==== PASSAGE PROVIDED ====

Evaluation of those parameters led to more specific requirements:
- Physical Wiring:
- The data center is made of a leaf-spine CLOS topology containing:
- leaf switches
- spine switches
- exit switches
- management server
- management switch
- tenant servers
- tenant firewalls.
- Bare metal servers are dual-attached to leaf switches. The bare metal servers either become tenant servers or firewalls for a group of tenant servers.
- All network switches are connected to a management switch. A management server provides access to this management network.
- The data center is made of a leaf-spine CLOS topology containing:
- Network Operation Characteristics:
- IPv4 based network.
- No IPv6 deployment.
- Utilization of external BGP.
- Numbered BGP only for peerings at exit switches with third parties (Internet Service Provider).
- Overall BGP unnumbered.
- 4-byte private ASN instead of default 2-byte ASN for BGP.
- Network operation relies on Cumulus Linux.
- Bleeding edge Routing-to-the-Host/EVPN-to-the-Host with ordinary Linux distributions.
- Layer-3 routing using BGP and VXLAN/EVPN.
- Every VTEP acts as a layer-3 gateway and does routing. Routing is done on both the ingress and the egress VTEP (aka distributed symmetric routing).
- Tenant isolation is realized with VRF.
- Internet Access is implemented with route leak on the firewall servers and during the PXE-Process with route leak on the exit switches.
- MTU 9216 is used for VXLAN-facing interfaces, otherwise MTU 9000 is used.
Furthermore, requirements such as operational simplicity and network stability that a small group of people can effectively support have been identified being a primary focus for building metal-stack.
The theoretical concept targets the aforementioned requirements. New technologies have been evaluated to apply the best solutions. The process was heavily inspired by the work of Dinesh G. Dutt regarding BGP (bgp-ebook) and EVPN (evpn-ebook).

==== MATERIAL PROVIDED ====

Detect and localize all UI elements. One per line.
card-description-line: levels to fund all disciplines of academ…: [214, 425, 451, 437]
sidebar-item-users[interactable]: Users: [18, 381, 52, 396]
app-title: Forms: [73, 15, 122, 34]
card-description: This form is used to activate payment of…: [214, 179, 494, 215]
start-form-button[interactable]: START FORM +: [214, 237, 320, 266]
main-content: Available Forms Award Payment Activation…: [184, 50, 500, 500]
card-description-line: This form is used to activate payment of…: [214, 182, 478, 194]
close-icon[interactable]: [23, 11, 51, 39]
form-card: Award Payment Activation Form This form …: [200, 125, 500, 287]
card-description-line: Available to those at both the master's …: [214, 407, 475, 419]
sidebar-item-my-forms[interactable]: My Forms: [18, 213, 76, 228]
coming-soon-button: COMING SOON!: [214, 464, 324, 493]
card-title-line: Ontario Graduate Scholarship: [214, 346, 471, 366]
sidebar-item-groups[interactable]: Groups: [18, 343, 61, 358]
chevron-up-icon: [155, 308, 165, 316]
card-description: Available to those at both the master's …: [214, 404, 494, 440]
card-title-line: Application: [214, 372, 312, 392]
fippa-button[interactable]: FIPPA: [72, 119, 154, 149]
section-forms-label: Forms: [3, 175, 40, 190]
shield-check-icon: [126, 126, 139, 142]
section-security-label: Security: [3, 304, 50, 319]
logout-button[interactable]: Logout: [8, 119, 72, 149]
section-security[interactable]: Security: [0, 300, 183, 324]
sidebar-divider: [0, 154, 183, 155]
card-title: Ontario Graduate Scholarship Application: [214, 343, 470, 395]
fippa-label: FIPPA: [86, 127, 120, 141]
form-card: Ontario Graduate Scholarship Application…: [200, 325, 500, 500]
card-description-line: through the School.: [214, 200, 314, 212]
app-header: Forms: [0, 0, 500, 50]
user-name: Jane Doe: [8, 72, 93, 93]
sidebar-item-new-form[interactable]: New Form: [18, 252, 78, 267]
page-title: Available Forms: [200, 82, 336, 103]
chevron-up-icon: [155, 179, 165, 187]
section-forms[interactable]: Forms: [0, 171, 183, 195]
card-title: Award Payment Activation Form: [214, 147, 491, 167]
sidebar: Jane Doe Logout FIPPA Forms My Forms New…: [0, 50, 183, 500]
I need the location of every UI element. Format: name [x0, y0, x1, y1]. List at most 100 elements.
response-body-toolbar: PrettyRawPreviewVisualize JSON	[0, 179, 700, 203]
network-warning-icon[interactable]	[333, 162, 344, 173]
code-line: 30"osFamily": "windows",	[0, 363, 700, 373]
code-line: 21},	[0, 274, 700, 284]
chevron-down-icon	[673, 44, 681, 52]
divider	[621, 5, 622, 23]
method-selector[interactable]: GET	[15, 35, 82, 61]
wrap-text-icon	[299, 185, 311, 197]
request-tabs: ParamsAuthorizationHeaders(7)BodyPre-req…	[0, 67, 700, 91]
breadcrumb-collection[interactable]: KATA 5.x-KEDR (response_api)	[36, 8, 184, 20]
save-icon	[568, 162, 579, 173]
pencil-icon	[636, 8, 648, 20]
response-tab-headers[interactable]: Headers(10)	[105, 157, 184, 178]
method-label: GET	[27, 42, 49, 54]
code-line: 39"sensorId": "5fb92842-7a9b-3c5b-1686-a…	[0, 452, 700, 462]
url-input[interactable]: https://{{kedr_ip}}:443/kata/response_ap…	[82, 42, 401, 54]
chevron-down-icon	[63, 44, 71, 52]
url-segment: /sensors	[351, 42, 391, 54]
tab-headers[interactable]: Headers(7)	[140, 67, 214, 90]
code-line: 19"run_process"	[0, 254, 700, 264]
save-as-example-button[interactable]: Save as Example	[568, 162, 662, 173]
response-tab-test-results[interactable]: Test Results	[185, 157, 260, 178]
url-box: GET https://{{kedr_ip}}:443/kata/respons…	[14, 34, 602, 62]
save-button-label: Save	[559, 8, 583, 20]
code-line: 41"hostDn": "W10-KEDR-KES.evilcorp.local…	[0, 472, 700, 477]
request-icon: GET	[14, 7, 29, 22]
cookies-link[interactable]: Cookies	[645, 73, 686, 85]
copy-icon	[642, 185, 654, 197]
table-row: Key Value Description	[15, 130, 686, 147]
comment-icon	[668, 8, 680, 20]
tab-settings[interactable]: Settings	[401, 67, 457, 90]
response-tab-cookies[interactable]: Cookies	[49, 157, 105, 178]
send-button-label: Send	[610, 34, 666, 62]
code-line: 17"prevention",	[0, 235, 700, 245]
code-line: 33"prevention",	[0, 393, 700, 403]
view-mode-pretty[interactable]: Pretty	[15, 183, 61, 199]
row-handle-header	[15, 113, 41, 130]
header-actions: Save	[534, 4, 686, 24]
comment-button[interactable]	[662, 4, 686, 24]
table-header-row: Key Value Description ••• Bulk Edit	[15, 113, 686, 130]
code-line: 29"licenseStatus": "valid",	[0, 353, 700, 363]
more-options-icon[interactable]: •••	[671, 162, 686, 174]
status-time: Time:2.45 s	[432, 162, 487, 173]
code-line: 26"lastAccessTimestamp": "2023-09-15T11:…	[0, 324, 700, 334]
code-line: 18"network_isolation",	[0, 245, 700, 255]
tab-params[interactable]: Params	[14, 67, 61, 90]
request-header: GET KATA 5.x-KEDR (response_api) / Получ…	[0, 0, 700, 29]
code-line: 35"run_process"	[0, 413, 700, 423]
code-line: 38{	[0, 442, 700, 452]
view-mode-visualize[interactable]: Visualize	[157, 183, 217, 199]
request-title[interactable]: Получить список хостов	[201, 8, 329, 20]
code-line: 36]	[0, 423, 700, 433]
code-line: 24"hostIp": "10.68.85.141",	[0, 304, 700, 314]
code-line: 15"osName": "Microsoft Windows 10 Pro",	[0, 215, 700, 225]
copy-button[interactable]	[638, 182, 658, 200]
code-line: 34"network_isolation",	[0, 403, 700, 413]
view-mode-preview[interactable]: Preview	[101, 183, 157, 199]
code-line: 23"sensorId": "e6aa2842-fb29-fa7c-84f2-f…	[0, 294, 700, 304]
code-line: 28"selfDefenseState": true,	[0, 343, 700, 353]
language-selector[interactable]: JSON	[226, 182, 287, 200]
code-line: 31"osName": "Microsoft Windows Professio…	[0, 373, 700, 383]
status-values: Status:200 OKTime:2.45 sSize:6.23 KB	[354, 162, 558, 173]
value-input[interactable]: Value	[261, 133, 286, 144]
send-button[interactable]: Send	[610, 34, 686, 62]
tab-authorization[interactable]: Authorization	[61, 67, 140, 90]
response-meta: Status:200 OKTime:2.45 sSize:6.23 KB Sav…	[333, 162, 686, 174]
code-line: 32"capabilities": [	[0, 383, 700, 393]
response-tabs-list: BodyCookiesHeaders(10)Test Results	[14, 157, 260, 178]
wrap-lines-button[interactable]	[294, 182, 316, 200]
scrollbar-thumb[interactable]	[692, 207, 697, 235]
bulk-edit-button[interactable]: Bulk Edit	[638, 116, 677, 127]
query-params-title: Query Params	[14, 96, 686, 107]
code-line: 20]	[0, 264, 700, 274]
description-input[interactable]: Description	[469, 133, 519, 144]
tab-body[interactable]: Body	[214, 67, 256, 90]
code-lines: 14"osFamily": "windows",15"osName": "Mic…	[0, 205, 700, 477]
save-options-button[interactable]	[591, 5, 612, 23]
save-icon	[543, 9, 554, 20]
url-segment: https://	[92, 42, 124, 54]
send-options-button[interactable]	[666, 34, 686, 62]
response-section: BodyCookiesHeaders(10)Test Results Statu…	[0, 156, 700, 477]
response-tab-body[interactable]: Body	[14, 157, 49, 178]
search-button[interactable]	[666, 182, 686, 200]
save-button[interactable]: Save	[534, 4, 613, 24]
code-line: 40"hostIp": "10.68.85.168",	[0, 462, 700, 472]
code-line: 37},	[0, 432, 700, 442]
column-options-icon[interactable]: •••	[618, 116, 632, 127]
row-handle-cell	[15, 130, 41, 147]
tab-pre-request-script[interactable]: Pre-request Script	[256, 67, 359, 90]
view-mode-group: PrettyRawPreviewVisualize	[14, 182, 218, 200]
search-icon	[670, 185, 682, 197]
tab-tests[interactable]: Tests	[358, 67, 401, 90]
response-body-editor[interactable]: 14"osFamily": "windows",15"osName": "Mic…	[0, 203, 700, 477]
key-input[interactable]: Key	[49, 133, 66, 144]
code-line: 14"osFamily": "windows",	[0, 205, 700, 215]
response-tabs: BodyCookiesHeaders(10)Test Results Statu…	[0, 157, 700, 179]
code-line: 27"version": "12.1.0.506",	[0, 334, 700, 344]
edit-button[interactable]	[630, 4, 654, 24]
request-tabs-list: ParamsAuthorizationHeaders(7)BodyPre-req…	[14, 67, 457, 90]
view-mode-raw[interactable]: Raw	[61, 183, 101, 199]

====

TASKS TO CARRY OUT –
a: Answer these questions from the data center requirements text, one answer per line, marked to match:
(i) What MTU is used for VXLAN-facing interfaces?
(ii) How is tenant isolation realized?
(iii) What are bare metal servers dual-attached to?
b: Repeat the part of the data center requirements text from "- All network" up to and including "BGP and VXLAN/EVPN.".

FINAL ANSWERS –
a:
(i) MTU 9216
(ii) With VRF
(iii) Leaf switches

b:
- All network switches are connected to a management switch. A management server provides access to this management network.
- The data center is made of a leaf-spine CLOS topology containing:
- Network Operation Characteristics:
- IPv4 based network.
- No IPv6 deployment.
- Utilization of external BGP.
- Numbered BGP only for peerings at exit switches with third parties (Internet Service Provider).
- Overall BGP unnumbered.
- 4-byte private ASN instead of default 2-byte ASN for BGP.
- Network operation relies on Cumulus Linux.
- Bleeding edge Routing-to-the-Host/EVPN-to-the-Host with ordinary Linux distributions.
- Layer-3 routing using BGP and VXLAN/EVPN.